Okunacak Metin:
______
SİYASET

İsmail Kılıçarslan : Medyanın insana yaptığı fenalıklar

Tarih
20 Eylül 2016
İzlenme
Kişi
Yazar
İsmail Kılıçarslan

Yirminci yüzyılın özellikle ikinci yarısından itibaren 'medyatize olmak' ile 'hipnotize olmak' hemen hemen eş anlamlı kavramlar haline geldi. Yerleşik bir manipülasyon gücü olarak medyanın yapmayı başardığı operasyonlar saymakla bitecek gibi değil.

Sık sık tekrarladığım bir cümle var: Medya bir gösterme değil; saklama, gizleme biçimidir. Çünkü her gösterme biçimi, aynı zamanda neyi görmememiz gerektiği konusunda bir önerme de barındırır içinde. 'Gâvur parasıyla beş kuruş etmeyen magazin figürlerinin yine gâvur parasıyla beş kuruş etmez hayatlarını gözümüzün içine sokup duran medya, bize bu haberleri pompalayarak bizden hangi gerçekleri kaçırmaktadır?' sorusunu düşünelim bir an. Mesela '28 Şubat'ta yaygınlaşan 'televole kültürü' ile memleketin bankalarının soyulup soğana çevrilmesi arasında doğrudan bir bağ yoktur' diyebilir miyiz? Kaldı ki yine 28 Şubat sürecinde medyanın oynadığı 'katalizör' görevini de henüz unutmuş değiliz. O dönemde medya, bir yandan siyasete karşı askeri vesayeti canhıraş şekilde desteklerken, diğer yandan da 'irtica magazini' diye isimlendirebileceğimiz bir düzlemde yayın yapıyordu. 'Bacağına kezzap atılan mini etekli kız' haberlerinden 'okulda namaz kılan öğrenciler' haberlerine değin bir dünya maskaralık hala aklımızda. 'Maskaralık' diyorum, zira o dönemde yapılan böylesi haberlerin hiç biri doğru çıkmamıştı. Medya kendisine verilen görevi yerine getiren aşağılık bir organizasyona dönüşmüştü, hepsi bu.

Bir iki gün önce 'şort giydiği için otobüste tekmelenen hemşire kız' haberini gördüğümde 28 Şubat döneminin ahval ve şeraiti tam da bu yüzden geldi aklıma.
______
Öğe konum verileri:
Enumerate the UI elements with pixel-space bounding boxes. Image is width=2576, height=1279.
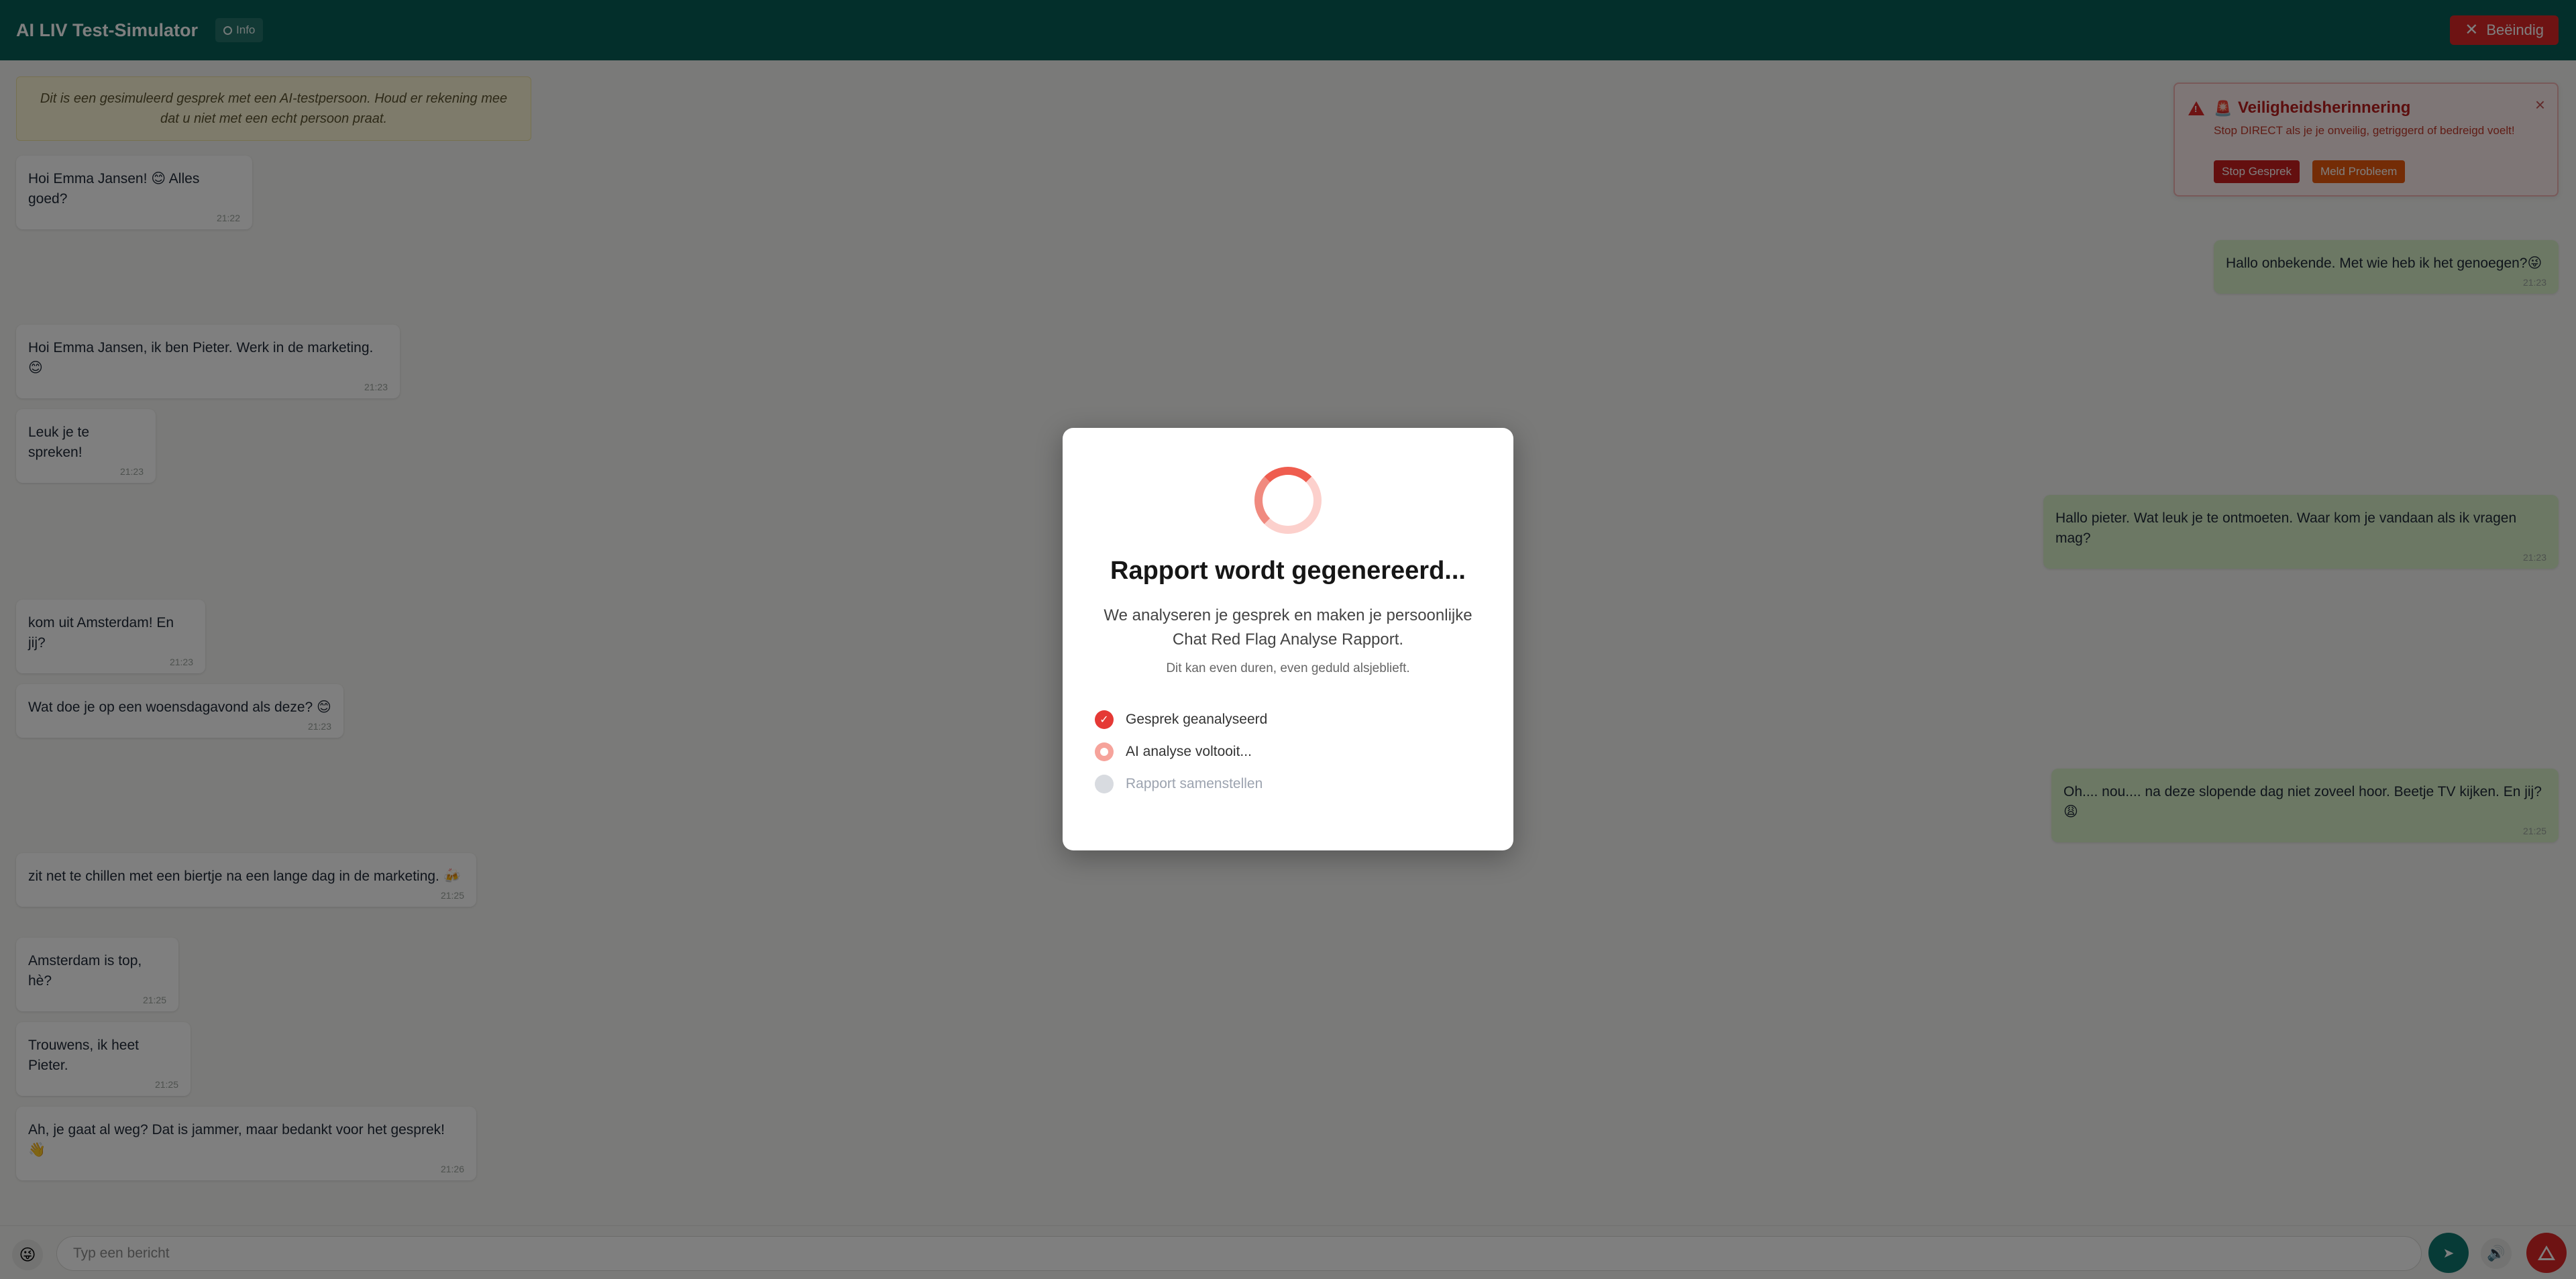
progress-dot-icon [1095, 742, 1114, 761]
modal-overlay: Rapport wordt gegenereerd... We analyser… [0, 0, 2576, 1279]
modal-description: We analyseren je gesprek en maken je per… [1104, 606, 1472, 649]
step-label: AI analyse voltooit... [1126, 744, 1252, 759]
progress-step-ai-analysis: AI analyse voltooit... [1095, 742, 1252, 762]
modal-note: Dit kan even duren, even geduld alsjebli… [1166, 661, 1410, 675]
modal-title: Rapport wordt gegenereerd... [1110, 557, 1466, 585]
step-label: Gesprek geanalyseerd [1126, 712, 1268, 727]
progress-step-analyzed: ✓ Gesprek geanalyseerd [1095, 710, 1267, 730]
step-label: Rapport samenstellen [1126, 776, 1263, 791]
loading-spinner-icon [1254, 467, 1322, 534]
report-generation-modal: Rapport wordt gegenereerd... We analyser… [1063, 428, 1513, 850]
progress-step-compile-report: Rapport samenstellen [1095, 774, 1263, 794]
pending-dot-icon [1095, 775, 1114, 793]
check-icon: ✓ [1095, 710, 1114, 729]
______
Göreviniz: Okunacak metinde yazarın sık sık tekrarladığı cümleye göre medyanın bir gösterme değil, ne biçimi olduğunu yazın.

Yanıt: Medya bir saklama, gizleme biçimidir.